> **Stated problem**:
Return the material word for word. Do not include pictures.

==== Data records

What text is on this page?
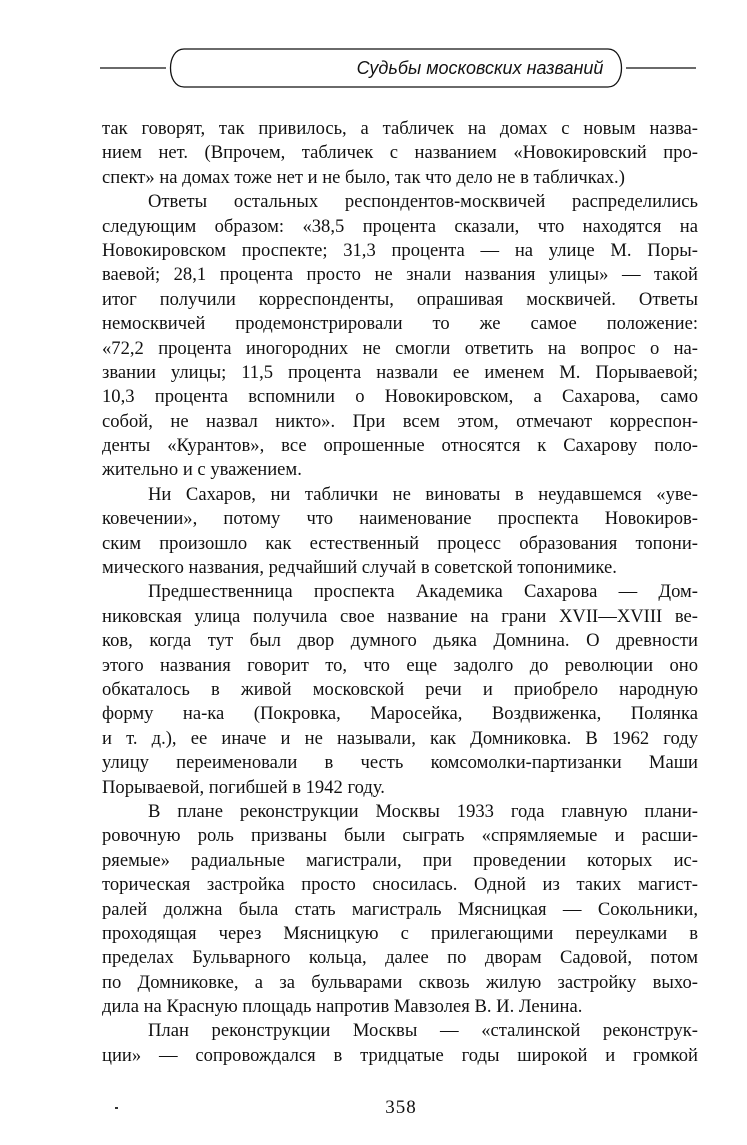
Судьбы московских названий
так говорят, так привилось, а табличек на домах с новым назва-
нием нет. (Впрочем, табличек с названием «Новокировский про-
спект» на домах тоже нет и не было, так что дело не в табличках.)
Ответы остальных респондентов-москвичей распределились
следующим образом: «38,5 процента сказали, что находятся на
Новокировском проспекте; 31,3 процента — на улице М. Поры-
ваевой; 28,1 процента просто не знали названия улицы» — такой
итог получили корреспонденты, опрашивая москвичей. Ответы
немосквичей продемонстрировали то же самое положение:
«72,2 процента иногородних не смогли ответить на вопрос о на-
звании улицы; 11,5 процента назвали ее именем М. Порываевой;
10,3 процента вспомнили о Новокировском, а Сахарова, само
собой, не назвал никто». При всем этом, отмечают корреспон-
денты «Курантов», все опрошенные относятся к Сахарову поло-
жительно и с уважением.
Ни Сахаров, ни таблички не виноваты в неудавшемся «уве-
ковечении», потому что наименование проспекта Новокиров-
ским произошло как естественный процесс образования топони-
мического названия, редчайший случай в советской топонимике.
Предшественница проспекта Академика Сахарова — Дом-
никовская улица получила свое название на грани XVII—XVIII ве-
ков, когда тут был двор думного дьяка Домнина. О древности
этого названия говорит то, что еще задолго до революции оно
обкаталось в живой московской речи и приобрело народную
форму на-ка (Покровка, Маросейка, Воздвиженка, Полянка
и т. д.), ее иначе и не называли, как Домниковка. В 1962 году
улицу переименовали в честь комсомолки-партизанки Маши
Порываевой, погибшей в 1942 году.
В плане реконструкции Москвы 1933 года главную плани-
ровочную роль призваны были сыграть «спрямляемые и расши-
ряемые» радиальные магистрали, при проведении которых ис-
торическая застройка просто сносилась. Одной из таких магист-
ралей должна была стать магистраль Мясницкая — Сокольники,
проходящая через Мясницкую с прилегающими переулками в
пределах Бульварного кольца, далее по дворам Садовой, потом
по Домниковке, а за бульварами сквозь жилую застройку выхо-
дила на Красную площадь напротив Мавзолея В. И. Ленина.
План реконструкции Москвы — «сталинской реконструк-
ции» — сопровождался в тридцатые годы широкой и громкой
358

========

> **Written solution**:
What text is on this page?
Судьбы московских названий
так говорят, так привилось, а табличек на домах с новым назва-
нием нет. (Впрочем, табличек с названием «Новокировский про-
спект» на домах тоже нет и не было, так что дело не в табличках.)
Ответы остальных респондентов-москвичей распределились
следующим образом: «38,5 процента сказали, что находятся на
Новокировском проспекте; 31,3 процента — на улице М. Поры-
ваевой; 28,1 процента просто не знали названия улицы» — такой
итог получили корреспонденты, опрашивая москвичей. Ответы
немосквичей продемонстрировали то же самое положение:
«72,2 процента иногородних не смогли ответить на вопрос о на-
звании улицы; 11,5 процента назвали ее именем М. Порываевой;
10,3 процента вспомнили о Новокировском, а Сахарова, само
собой, не назвал никто». При всем этом, отмечают корреспон-
денты «Курантов», все опрошенные относятся к Сахарову поло-
жительно и с уважением.
Ни Сахаров, ни таблички не виноваты в неудавшемся «уве-
ковечении», потому что наименование проспекта Новокиров-
ским произошло как естественный процесс образования топони-
мического названия, редчайший случай в советской топонимике.
Предшественница проспекта Академика Сахарова — Дом-
никовская улица получила свое название на грани XVII—XVIII ве-
ков, когда тут был двор думного дьяка Домнина. О древности
этого названия говорит то, что еще задолго до революции оно
обкаталось в живой московской речи и приобрело народную
форму на-ка (Покровка, Маросейка, Воздвиженка, Полянка
и т. д.), ее иначе и не называли, как Домниковка. В 1962 году
улицу переименовали в честь комсомолки-партизанки Маши
Порываевой, погибшей в 1942 году.
В плане реконструкции Москвы 1933 года главную плани-
ровочную роль призваны были сыграть «спрямляемые и расши-
ряемые» радиальные магистрали, при проведении которых ис-
торическая застройка просто сносилась. Одной из таких магист-
ралей должна была стать магистраль Мясницкая — Сокольники,
проходящая через Мясницкую с прилегающими переулками в
пределах Бульварного кольца, далее по дворам Садовой, потом
по Домниковке, а за бульварами сквозь жилую застройку выхо-
дила на Красную площадь напротив Мавзолея В. И. Ленина.
План реконструкции Москвы — «сталинской реконструк-
ции» — сопровождался в тридцатые годы широкой и громкой
358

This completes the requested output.